>> begin Extracted data

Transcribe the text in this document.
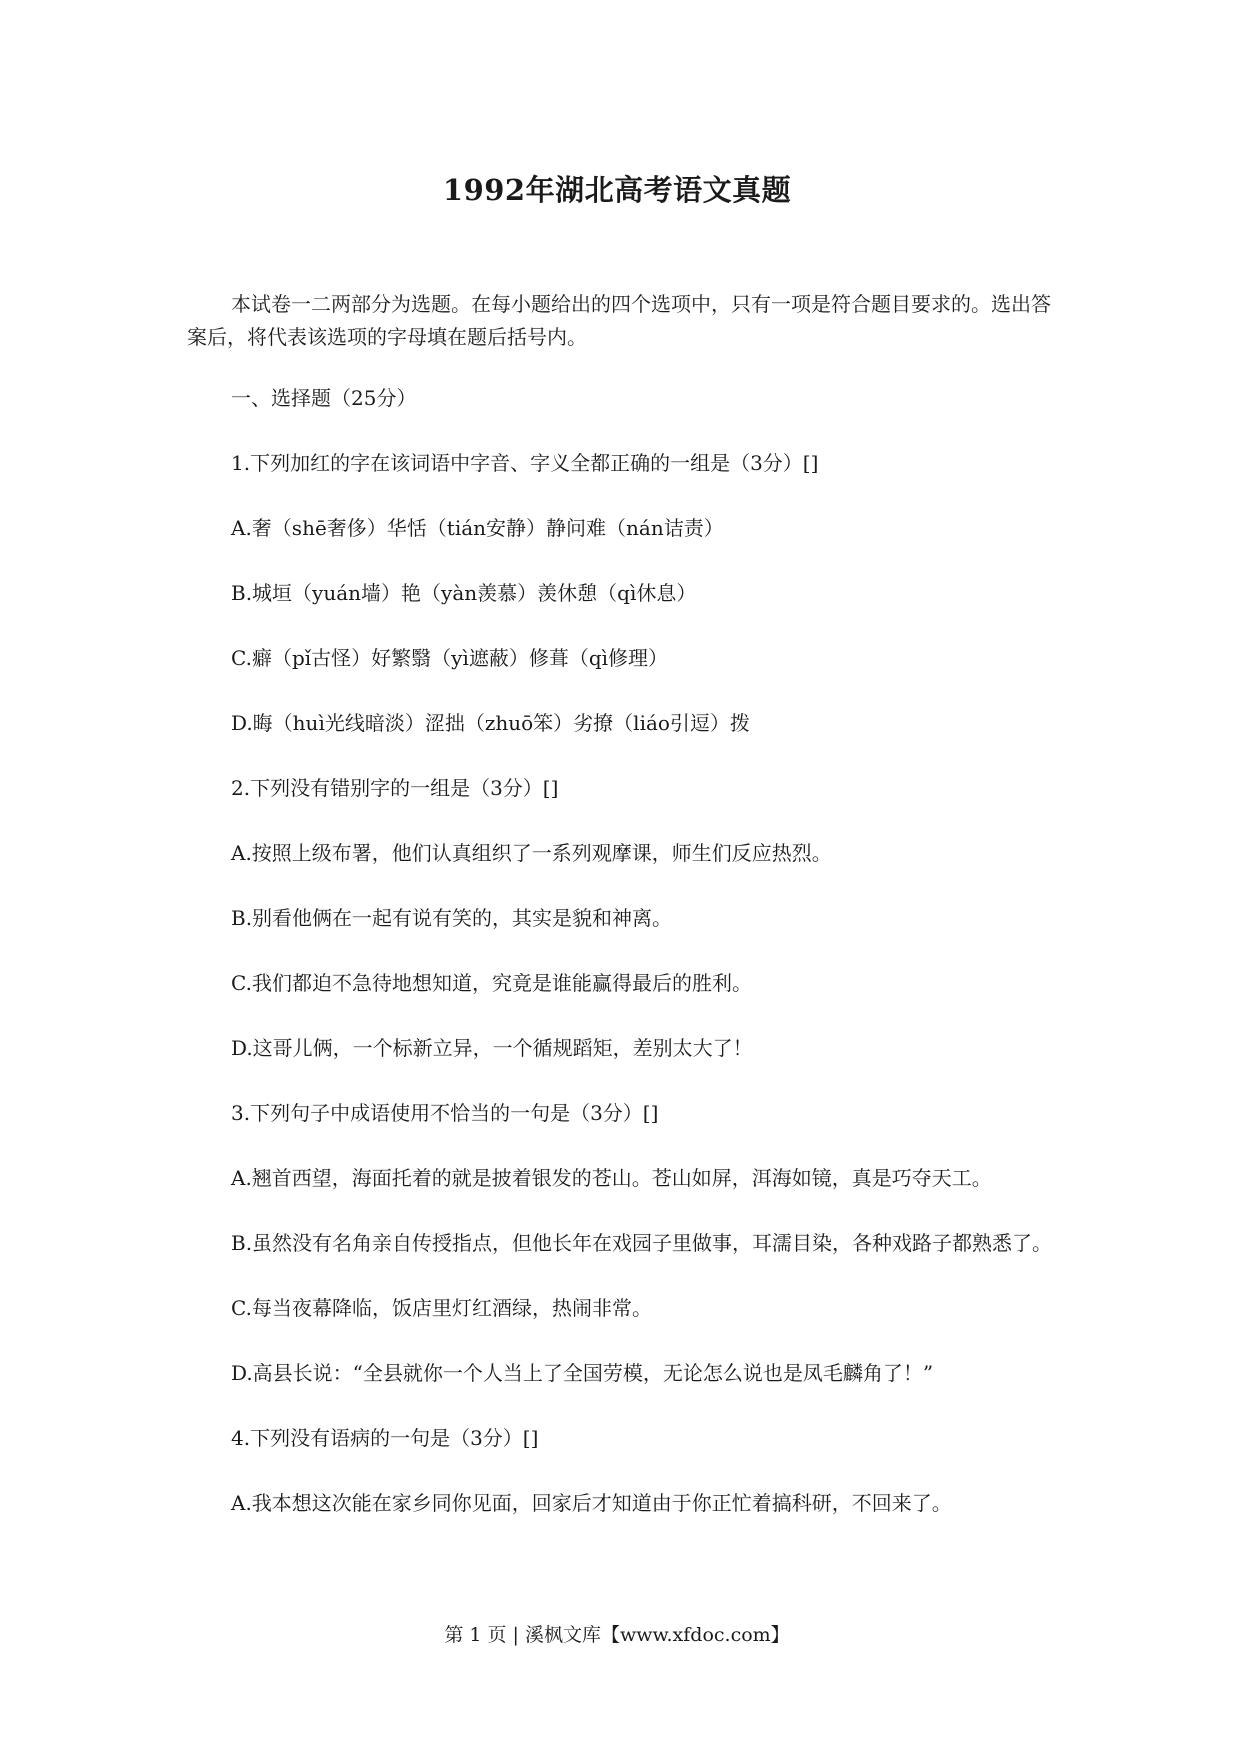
1992年湖北高考语文真题

本试卷一二两部分为选题。在每小题给出的四个选项中，只有一项是符合题目要求的。选出答案后，将代表该选项的字母填在题后括号内。

一、选择题（25分）

1.下列加红的字在该词语中字音、字义全都正确的一组是（3分）[]

A.奢（shē奢侈）华恬（tián安静）静问难（nán诘责）

B.城垣（yuán墙）艳（yàn羡慕）羡休憩（qì休息）

C.癖（pǐ古怪）好繁翳（yì遮蔽）修葺（qì修理）

D.晦（huì光线暗淡）涩拙（zhuō笨）劣撩（liáo引逗）拨

2.下列没有错别字的一组是（3分）[]

A.按照上级布署，他们认真组织了一系列观摩课，师生们反应热烈。

B.别看他俩在一起有说有笑的，其实是貌和神离。

C.我们都迫不急待地想知道，究竟是谁能赢得最后的胜利。

D.这哥儿俩，一个标新立异，一个循规蹈矩，差别太大了！

3.下列句子中成语使用不恰当的一句是（3分）[]

A.翘首西望，海面托着的就是披着银发的苍山。苍山如屏，洱海如镜，真是巧夺天工。

B.虽然没有名角亲自传授指点，但他长年在戏园子里做事，耳濡目染，各种戏路子都熟悉了。

C.每当夜幕降临，饭店里灯红酒绿，热闹非常。

D.高县长说：“全县就你一个人当上了全国劳模，无论怎么说也是凤毛麟角了！”

4.下列没有语病的一句是（3分）[]

A.我本想这次能在家乡同你见面，回家后才知道由于你正忙着搞科研，不回来了。

第 1 页 | 溪枫文库【www.xfdoc.com】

>> end Extracted data

Leave the pictures out, and transcribe each of the records exactly.

:: Solution for this problem ::
Transcribe the text in this document.
1992年湖北高考语文真题

本试卷一二两部分为选题。在每小题给出的四个选项中，只有一项是符合题目要求的。选出答案后，将代表该选项的字母填在题后括号内。

一、选择题（25分）

1.下列加红的字在该词语中字音、字义全都正确的一组是（3分）[]

A.奢（shē奢侈）华恬（tián安静）静问难（nán诘责）

B.城垣（yuán墙）艳（yàn羡慕）羡休憩（qì休息）

C.癖（pǐ古怪）好繁翳（yì遮蔽）修葺（qì修理）

D.晦（huì光线暗淡）涩拙（zhuō笨）劣撩（liáo引逗）拨

2.下列没有错别字的一组是（3分）[]

A.按照上级布署，他们认真组织了一系列观摩课，师生们反应热烈。

B.别看他俩在一起有说有笑的，其实是貌和神离。

C.我们都迫不急待地想知道，究竟是谁能赢得最后的胜利。

D.这哥儿俩，一个标新立异，一个循规蹈矩，差别太大了！

3.下列句子中成语使用不恰当的一句是（3分）[]

A.翘首西望，海面托着的就是披着银发的苍山。苍山如屏，洱海如镜，真是巧夺天工。

B.虽然没有名角亲自传授指点，但他长年在戏园子里做事，耳濡目染，各种戏路子都熟悉了。

C.每当夜幕降临，饭店里灯红酒绿，热闹非常。

D.高县长说：“全县就你一个人当上了全国劳模，无论怎么说也是凤毛麟角了！”

4.下列没有语病的一句是（3分）[]

A.我本想这次能在家乡同你见面，回家后才知道由于你正忙着搞科研，不回来了。

第 1 页 | 溪枫文库【www.xfdoc.com】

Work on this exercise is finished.